------ EXERCISE MATERIALS
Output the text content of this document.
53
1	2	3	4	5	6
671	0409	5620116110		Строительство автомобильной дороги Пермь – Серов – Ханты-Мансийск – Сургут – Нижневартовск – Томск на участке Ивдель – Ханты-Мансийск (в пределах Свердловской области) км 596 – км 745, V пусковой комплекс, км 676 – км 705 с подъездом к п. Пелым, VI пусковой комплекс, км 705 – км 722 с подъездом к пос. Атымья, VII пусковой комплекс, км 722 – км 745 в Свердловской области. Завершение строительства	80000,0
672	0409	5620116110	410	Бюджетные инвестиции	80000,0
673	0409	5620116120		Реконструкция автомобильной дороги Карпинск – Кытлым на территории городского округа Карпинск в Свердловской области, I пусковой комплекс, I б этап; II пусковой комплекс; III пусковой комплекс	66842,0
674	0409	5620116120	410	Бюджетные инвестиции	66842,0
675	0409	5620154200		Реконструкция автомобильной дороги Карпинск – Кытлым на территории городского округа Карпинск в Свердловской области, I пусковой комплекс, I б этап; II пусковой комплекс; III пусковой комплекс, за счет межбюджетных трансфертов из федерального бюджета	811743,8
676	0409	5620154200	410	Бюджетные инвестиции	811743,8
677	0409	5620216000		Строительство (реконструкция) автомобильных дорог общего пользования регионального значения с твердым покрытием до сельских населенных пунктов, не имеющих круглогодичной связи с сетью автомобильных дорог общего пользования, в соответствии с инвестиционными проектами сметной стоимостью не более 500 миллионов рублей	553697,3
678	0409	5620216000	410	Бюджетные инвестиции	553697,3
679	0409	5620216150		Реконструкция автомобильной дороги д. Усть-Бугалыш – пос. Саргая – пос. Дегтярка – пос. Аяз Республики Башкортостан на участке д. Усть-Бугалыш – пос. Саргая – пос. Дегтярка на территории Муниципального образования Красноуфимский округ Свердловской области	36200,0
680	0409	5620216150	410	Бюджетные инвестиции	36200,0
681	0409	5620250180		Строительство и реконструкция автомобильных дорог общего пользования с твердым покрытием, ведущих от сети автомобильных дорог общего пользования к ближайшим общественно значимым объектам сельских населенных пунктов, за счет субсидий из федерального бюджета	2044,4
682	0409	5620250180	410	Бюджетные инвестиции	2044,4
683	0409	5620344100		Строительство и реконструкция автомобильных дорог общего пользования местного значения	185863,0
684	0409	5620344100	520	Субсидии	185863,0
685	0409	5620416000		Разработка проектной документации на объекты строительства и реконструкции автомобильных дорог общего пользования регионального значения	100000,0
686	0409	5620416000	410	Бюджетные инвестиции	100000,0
------------
------ EXERCISE MATERIALS
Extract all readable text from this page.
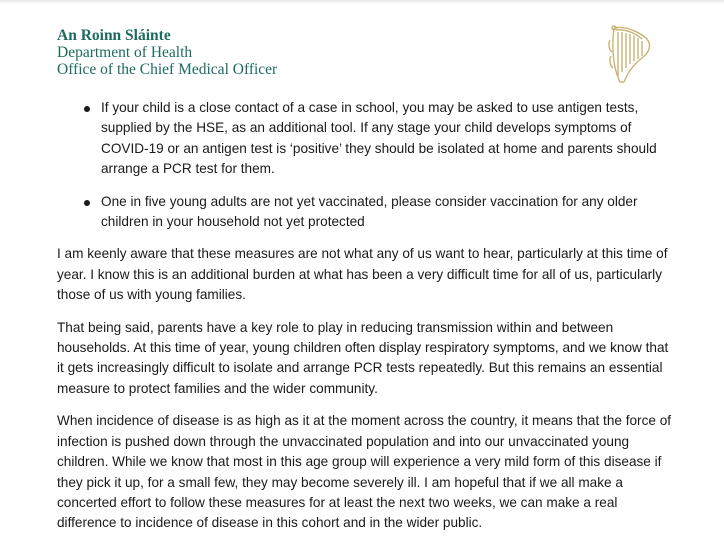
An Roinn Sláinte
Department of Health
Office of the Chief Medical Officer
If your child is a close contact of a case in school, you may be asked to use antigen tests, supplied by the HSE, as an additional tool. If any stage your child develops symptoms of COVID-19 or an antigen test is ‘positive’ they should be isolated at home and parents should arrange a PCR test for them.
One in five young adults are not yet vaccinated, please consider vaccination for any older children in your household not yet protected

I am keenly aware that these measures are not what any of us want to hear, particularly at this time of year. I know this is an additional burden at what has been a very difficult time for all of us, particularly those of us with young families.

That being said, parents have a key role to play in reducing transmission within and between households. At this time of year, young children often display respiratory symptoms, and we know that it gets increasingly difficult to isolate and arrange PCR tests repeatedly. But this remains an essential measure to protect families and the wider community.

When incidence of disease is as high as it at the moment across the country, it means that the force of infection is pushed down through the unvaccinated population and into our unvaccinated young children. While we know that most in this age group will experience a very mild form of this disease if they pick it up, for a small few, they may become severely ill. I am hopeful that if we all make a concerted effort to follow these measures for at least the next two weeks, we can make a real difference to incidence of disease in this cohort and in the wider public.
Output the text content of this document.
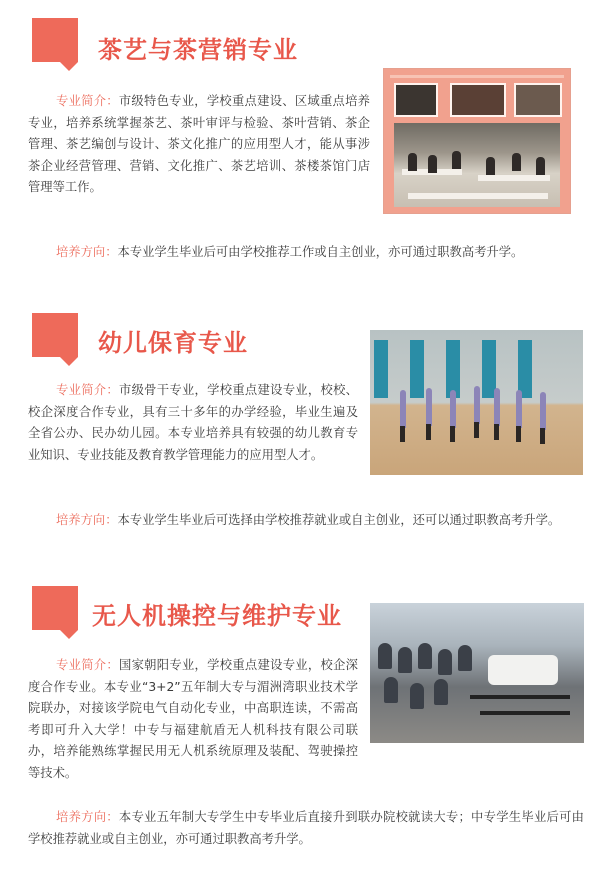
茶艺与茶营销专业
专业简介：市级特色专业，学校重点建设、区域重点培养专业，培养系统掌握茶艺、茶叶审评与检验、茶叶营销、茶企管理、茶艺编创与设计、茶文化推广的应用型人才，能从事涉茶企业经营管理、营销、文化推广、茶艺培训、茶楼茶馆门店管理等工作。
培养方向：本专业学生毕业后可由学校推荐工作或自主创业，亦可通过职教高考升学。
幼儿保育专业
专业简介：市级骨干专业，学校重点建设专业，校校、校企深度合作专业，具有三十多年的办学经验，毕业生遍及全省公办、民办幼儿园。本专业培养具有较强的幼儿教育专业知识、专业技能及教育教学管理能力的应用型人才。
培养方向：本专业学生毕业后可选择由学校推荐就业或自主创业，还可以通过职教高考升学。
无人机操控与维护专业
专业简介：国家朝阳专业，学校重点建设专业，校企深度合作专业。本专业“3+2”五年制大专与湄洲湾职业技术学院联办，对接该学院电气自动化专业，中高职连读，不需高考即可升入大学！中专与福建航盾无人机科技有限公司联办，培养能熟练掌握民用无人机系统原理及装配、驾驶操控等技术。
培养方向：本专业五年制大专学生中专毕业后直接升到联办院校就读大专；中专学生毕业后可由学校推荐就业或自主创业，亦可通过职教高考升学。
------------
------ EXERCISE MATERIALS
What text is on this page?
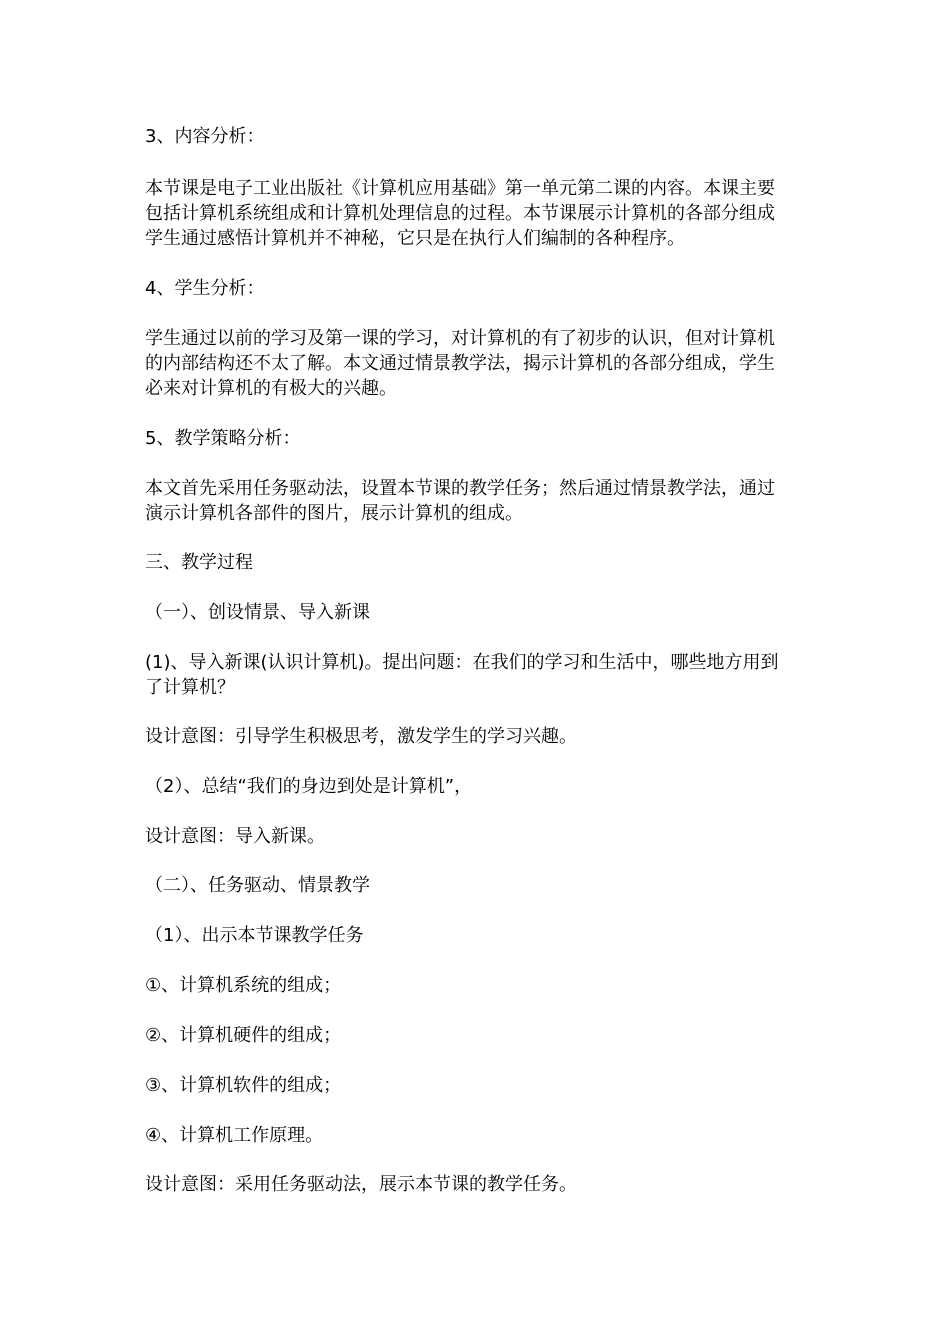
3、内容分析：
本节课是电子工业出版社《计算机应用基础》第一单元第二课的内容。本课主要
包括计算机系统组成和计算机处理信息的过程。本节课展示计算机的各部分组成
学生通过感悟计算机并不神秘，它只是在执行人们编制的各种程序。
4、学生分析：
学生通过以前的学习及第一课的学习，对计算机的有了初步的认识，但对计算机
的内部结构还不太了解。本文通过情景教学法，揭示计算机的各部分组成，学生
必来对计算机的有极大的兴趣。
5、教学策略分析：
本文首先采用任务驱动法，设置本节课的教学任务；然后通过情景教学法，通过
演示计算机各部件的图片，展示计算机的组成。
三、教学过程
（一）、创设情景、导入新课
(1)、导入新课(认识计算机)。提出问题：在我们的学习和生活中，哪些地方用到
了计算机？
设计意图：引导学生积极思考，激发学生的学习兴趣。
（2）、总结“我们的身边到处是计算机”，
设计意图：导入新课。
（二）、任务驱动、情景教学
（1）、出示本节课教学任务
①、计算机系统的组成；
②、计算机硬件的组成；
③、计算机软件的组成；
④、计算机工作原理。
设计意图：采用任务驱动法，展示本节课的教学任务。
------------
From the data, list each line in which the string "участке" appears.

671	0409	5620116110		Строительство автомобильной дороги Пермь – Серов – Ханты-Мансийск – Сургут – Нижневартовск – Томск на участке Ивдель – Ханты-Мансийск (в пределах Свердловской области) км 596 – км 745, V пусковой комплекс, км 676 – км 705 с подъездом к п. Пелым, VI пусковой комплекс, км 705 – км 722 с подъездом к пос. Атымья, VII пусковой комплекс, км 722 – км 745 в Свердловской области. Завершение строительства	80000,0
679	0409	5620216150		Реконструкция автомобильной дороги д. Усть-Бугалыш – пос. Саргая – пос. Дегтярка – пос. Аяз Республики Башкортостан на участке д. Усть-Бугалыш – пос. Саргая – пос. Дегтярка на территории Муниципального образования Красноуфимский округ Свердловской области	36200,0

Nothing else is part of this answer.